Set every record down verbatim and omit the pictures.

[Data excerpts]
========
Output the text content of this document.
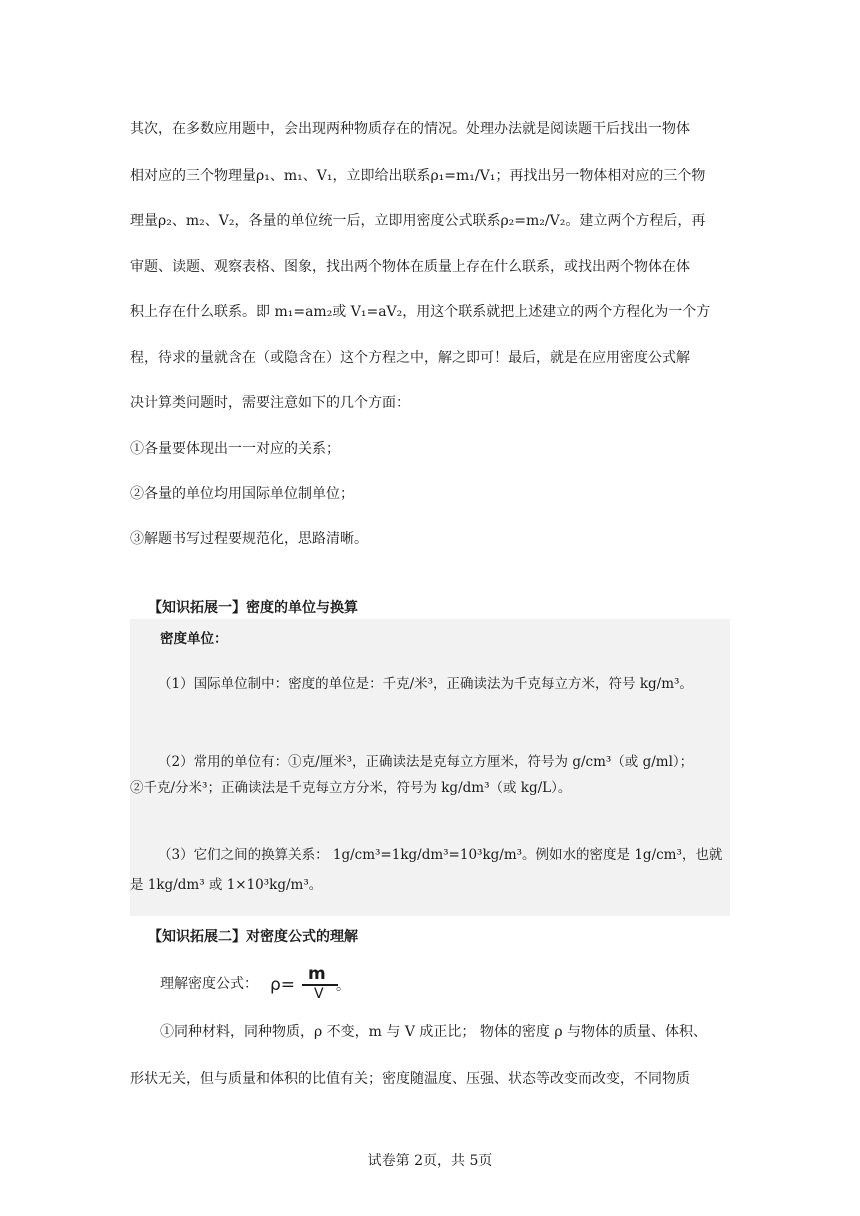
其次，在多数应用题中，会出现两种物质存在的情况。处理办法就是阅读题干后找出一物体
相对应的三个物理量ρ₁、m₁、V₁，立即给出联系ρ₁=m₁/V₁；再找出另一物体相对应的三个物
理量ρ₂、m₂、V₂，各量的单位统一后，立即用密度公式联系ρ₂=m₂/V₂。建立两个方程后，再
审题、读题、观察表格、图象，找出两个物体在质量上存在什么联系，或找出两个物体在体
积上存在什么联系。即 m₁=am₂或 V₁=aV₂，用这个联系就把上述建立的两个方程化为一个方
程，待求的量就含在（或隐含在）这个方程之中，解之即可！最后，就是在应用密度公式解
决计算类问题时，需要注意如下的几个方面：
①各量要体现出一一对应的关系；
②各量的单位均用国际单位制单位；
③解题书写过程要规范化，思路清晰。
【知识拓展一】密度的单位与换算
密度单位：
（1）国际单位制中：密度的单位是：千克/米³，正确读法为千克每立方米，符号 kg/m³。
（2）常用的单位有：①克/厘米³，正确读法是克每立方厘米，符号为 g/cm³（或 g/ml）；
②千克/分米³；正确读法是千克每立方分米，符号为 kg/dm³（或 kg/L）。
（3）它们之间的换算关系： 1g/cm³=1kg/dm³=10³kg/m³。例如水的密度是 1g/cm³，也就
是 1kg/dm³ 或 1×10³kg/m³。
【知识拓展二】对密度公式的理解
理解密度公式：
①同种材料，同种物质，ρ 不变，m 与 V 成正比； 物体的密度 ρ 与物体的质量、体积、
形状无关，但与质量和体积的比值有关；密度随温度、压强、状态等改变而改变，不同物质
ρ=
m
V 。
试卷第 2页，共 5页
========
» RESPONSE:
Output the text content of this document.
其次，在多数应用题中，会出现两种物质存在的情况。处理办法就是阅读题干后找出一物体
相对应的三个物理量ρ₁、m₁、V₁，立即给出联系ρ₁=m₁/V₁；再找出另一物体相对应的三个物
理量ρ₂、m₂、V₂，各量的单位统一后，立即用密度公式联系ρ₂=m₂/V₂。建立两个方程后，再
审题、读题、观察表格、图象，找出两个物体在质量上存在什么联系，或找出两个物体在体
积上存在什么联系。即 m₁=am₂或 V₁=aV₂，用这个联系就把上述建立的两个方程化为一个方
程，待求的量就含在（或隐含在）这个方程之中，解之即可！最后，就是在应用密度公式解
决计算类问题时，需要注意如下的几个方面：
①各量要体现出一一对应的关系；
②各量的单位均用国际单位制单位；
③解题书写过程要规范化，思路清晰。
【知识拓展一】密度的单位与换算
密度单位：
（1）国际单位制中：密度的单位是：千克/米³，正确读法为千克每立方米，符号 kg/m³。
（2）常用的单位有：①克/厘米³，正确读法是克每立方厘米，符号为 g/cm³（或 g/ml）；
②千克/分米³；正确读法是千克每立方分米，符号为 kg/dm³（或 kg/L）。
（3）它们之间的换算关系： 1g/cm³=1kg/dm³=10³kg/m³。例如水的密度是 1g/cm³，也就
是 1kg/dm³ 或 1×10³kg/m³。
【知识拓展二】对密度公式的理解
理解密度公式：
①同种材料，同种物质，ρ 不变，m 与 V 成正比； 物体的密度 ρ 与物体的质量、体积、
形状无关，但与质量和体积的比值有关；密度随温度、压强、状态等改变而改变，不同物质
ρ=
m
V 。
试卷第 2页，共 5页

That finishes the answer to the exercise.